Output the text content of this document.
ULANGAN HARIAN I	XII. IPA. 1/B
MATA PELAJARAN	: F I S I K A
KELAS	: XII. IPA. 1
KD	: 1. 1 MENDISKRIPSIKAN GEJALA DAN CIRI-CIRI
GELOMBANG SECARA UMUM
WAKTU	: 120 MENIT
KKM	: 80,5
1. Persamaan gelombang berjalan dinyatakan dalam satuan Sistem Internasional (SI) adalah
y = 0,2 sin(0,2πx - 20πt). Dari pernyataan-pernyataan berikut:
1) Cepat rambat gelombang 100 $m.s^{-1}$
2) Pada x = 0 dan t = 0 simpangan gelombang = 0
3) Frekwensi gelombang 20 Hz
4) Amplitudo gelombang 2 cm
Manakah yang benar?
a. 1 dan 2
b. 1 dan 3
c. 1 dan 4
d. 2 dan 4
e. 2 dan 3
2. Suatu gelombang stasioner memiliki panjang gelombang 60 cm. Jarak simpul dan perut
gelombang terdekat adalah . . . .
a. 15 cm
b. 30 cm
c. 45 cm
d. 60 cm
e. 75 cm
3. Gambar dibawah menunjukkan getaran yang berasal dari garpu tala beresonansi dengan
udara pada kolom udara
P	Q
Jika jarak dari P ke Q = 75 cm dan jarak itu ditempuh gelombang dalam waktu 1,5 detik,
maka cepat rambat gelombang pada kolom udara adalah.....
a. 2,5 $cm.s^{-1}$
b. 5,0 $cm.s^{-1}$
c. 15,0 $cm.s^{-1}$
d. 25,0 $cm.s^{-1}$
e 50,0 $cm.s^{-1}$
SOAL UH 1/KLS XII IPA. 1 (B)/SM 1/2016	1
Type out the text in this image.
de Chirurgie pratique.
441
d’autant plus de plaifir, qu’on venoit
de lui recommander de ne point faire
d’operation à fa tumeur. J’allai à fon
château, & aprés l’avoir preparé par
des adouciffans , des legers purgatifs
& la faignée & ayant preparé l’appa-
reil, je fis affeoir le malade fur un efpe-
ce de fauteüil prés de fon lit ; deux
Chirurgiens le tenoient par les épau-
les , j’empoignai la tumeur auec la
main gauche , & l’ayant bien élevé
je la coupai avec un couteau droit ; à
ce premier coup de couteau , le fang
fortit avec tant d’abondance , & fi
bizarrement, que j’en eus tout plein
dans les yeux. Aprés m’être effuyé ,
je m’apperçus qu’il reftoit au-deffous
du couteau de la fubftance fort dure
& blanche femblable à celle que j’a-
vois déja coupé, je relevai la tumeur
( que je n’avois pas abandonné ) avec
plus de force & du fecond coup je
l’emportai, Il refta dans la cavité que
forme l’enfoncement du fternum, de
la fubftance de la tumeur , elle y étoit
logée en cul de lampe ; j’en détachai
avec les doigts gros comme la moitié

## Required work
Print all of the entries exactly as they are written.

## Exercise solution
Output the text content of this document.
ULANGAN HARIAN I	XII. IPA. 1/B
MATA PELAJARAN	: F I S I K A
KELAS	: XII. IPA. 1
KD	: 1. 1 MENDISKRIPSIKAN GEJALA DAN CIRI-CIRI
GELOMBANG SECARA UMUM
WAKTU	: 120 MENIT
KKM	: 80,5
1. Persamaan gelombang berjalan dinyatakan dalam satuan Sistem Internasional (SI) adalah
y = 0,2 sin(0,2πx - 20πt). Dari pernyataan-pernyataan berikut:
1) Cepat rambat gelombang 100 $m.s^{-1}$
2) Pada x = 0 dan t = 0 simpangan gelombang = 0
3) Frekwensi gelombang 20 Hz
4) Amplitudo gelombang 2 cm
Manakah yang benar?
a. 1 dan 2
b. 1 dan 3
c. 1 dan 4
d. 2 dan 4
e. 2 dan 3
2. Suatu gelombang stasioner memiliki panjang gelombang 60 cm. Jarak simpul dan perut
gelombang terdekat adalah . . . .
a. 15 cm
b. 30 cm
c. 45 cm
d. 60 cm
e. 75 cm
3. Gambar dibawah menunjukkan getaran yang berasal dari garpu tala beresonansi dengan
udara pada kolom udara
P	Q
Jika jarak dari P ke Q = 75 cm dan jarak itu ditempuh gelombang dalam waktu 1,5 detik,
maka cepat rambat gelombang pada kolom udara adalah.....
a. 2,5 $cm.s^{-1}$
b. 5,0 $cm.s^{-1}$
c. 15,0 $cm.s^{-1}$
d. 25,0 $cm.s^{-1}$
e 50,0 $cm.s^{-1}$
SOAL UH 1/KLS XII IPA. 1 (B)/SM 1/2016	1
Type out the text in this image.
de Chirurgie pratique.
441
d’autant plus de plaifir, qu’on venoit
de lui recommander de ne point faire
d’operation à fa tumeur. J’allai à fon
château, & aprés l’avoir preparé par
des adouciffans , des legers purgatifs
& la faignée & ayant preparé l’appa-
reil, je fis affeoir le malade fur un efpe-
ce de fauteüil prés de fon lit ; deux
Chirurgiens le tenoient par les épau-
les , j’empoignai la tumeur auec la
main gauche , & l’ayant bien élevé
je la coupai avec un couteau droit ; à
ce premier coup de couteau , le fang
fortit avec tant d’abondance , & fi
bizarrement, que j’en eus tout plein
dans les yeux. Aprés m’être effuyé ,
je m’apperçus qu’il reftoit au-deffous
du couteau de la fubftance fort dure
& blanche femblable à celle que j’a-
vois déja coupé, je relevai la tumeur
( que je n’avois pas abandonné ) avec
plus de force & du fecond coup je
l’emportai, Il refta dans la cavité que
forme l’enfoncement du fternum, de
la fubftance de la tumeur , elle y étoit
logée en cul de lampe ; j’en détachai
avec les doigts gros comme la moitié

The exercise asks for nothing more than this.